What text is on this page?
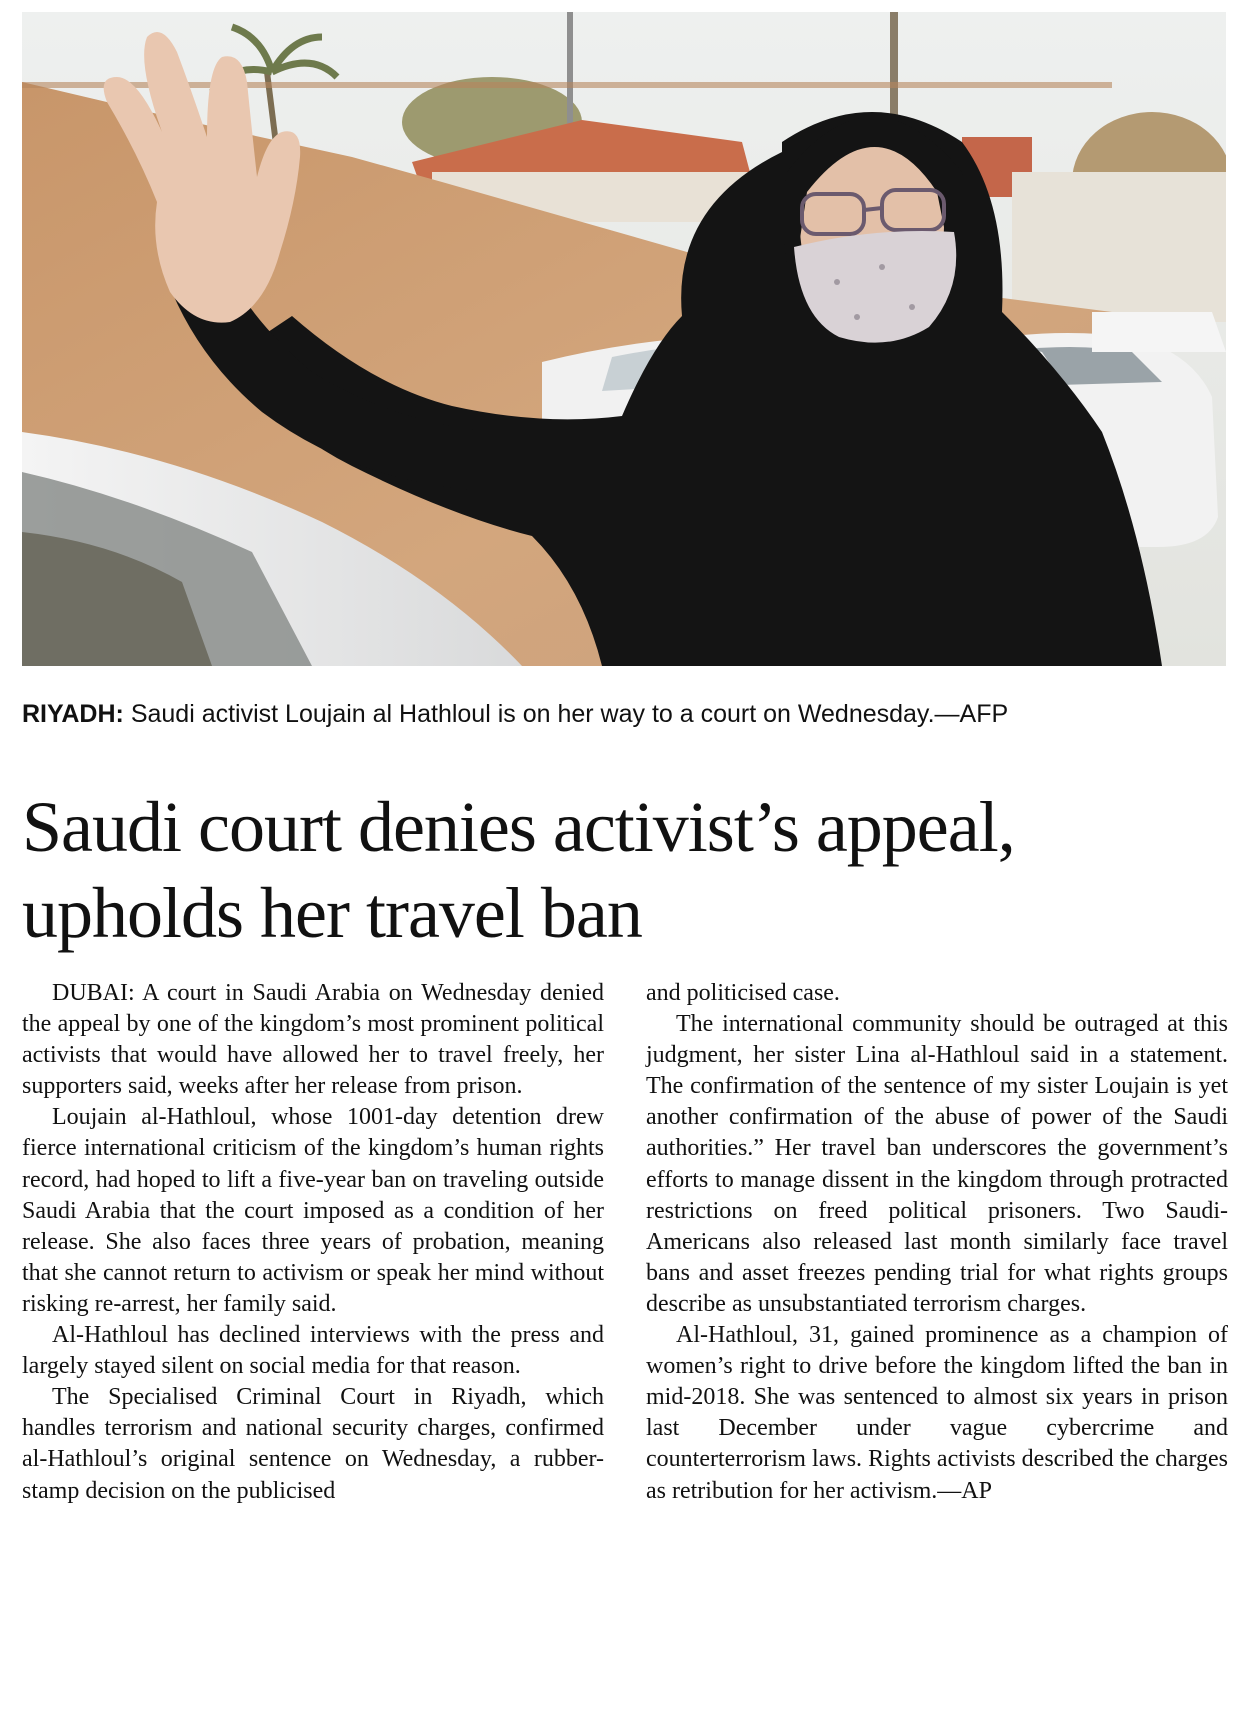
RIYADH: Saudi activist Loujain al Hathloul is on her way to a court on Wednesday.—AFP
Saudi court denies activist’s appeal,
upholds her travel ban

DUBAI: A court in Saudi Arabia on Wednesday denied the appeal by one of the kingdom’s most prominent political activists that would have allowed her to travel freely, her supporters said, weeks after her release from prison.

Loujain al-Hathloul, whose 1001-day detention drew fierce international criticism of the kingdom’s human rights record, had hoped to lift a five-year ban on traveling outside Saudi Arabia that the court imposed as a condition of her release. She also faces three years of probation, meaning that she cannot return to activism or speak her mind without risking re-arrest, her family said.

Al-Hathloul has declined interviews with the press and largely stayed silent on social media for that reason.

The Specialised Criminal Court in Riyadh, which handles terrorism and national security charges, confirmed al-Hathloul’s original sentence on Wednesday, a rubber-stamp decision on the publicised

and politicised case.

The international community should be outraged at this judgment, her sister Lina al-Hathloul said in a statement. The confirmation of the sentence of my sister Loujain is yet another confirmation of the abuse of power of the Saudi authorities.” Her travel ban underscores the government’s efforts to manage dissent in the kingdom through protracted restrictions on freed political prisoners. Two Saudi-Americans also released last month similarly face travel bans and asset freezes pending trial for what rights groups describe as unsubstantiated terrorism charges.

Al-Hathloul, 31, gained prominence as a champion of women’s right to drive before the kingdom lifted the ban in mid-2018. She was sentenced to almost six years in prison last December under vague cybercrime and counterterrorism laws. Rights activists described the charges as retribution for her activism.—AP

• [Task description]: Output every entry word for word, but omit the pictures.

• [Expected answer]:
What text is on this page?
RIYADH: Saudi activist Loujain al Hathloul is on her way to a court on Wednesday.—AFP
Saudi court denies activist’s appeal,
upholds her travel ban

DUBAI: A court in Saudi Arabia on Wednesday denied the appeal by one of the kingdom’s most prominent political activists that would have allowed her to travel freely, her supporters said, weeks after her release from prison.

Loujain al-Hathloul, whose 1001-day detention drew fierce international criticism of the kingdom’s human rights record, had hoped to lift a five-year ban on traveling outside Saudi Arabia that the court imposed as a condition of her release. She also faces three years of probation, meaning that she cannot return to activism or speak her mind without risking re-arrest, her family said.

Al-Hathloul has declined interviews with the press and largely stayed silent on social media for that reason.

The Specialised Criminal Court in Riyadh, which handles terrorism and national security charges, confirmed al-Hathloul’s original sentence on Wednesday, a rubber-stamp decision on the publicised

and politicised case.

The international community should be outraged at this judgment, her sister Lina al-Hathloul said in a statement. The confirmation of the sentence of my sister Loujain is yet another confirmation of the abuse of power of the Saudi authorities.” Her travel ban underscores the government’s efforts to manage dissent in the kingdom through protracted restrictions on freed political prisoners. Two Saudi-Americans also released last month similarly face travel bans and asset freezes pending trial for what rights groups describe as unsubstantiated terrorism charges.

Al-Hathloul, 31, gained prominence as a champion of women’s right to drive before the kingdom lifted the ban in mid-2018. She was sentenced to almost six years in prison last December under vague cybercrime and counterterrorism laws. Rights activists described the charges as retribution for her activism.—AP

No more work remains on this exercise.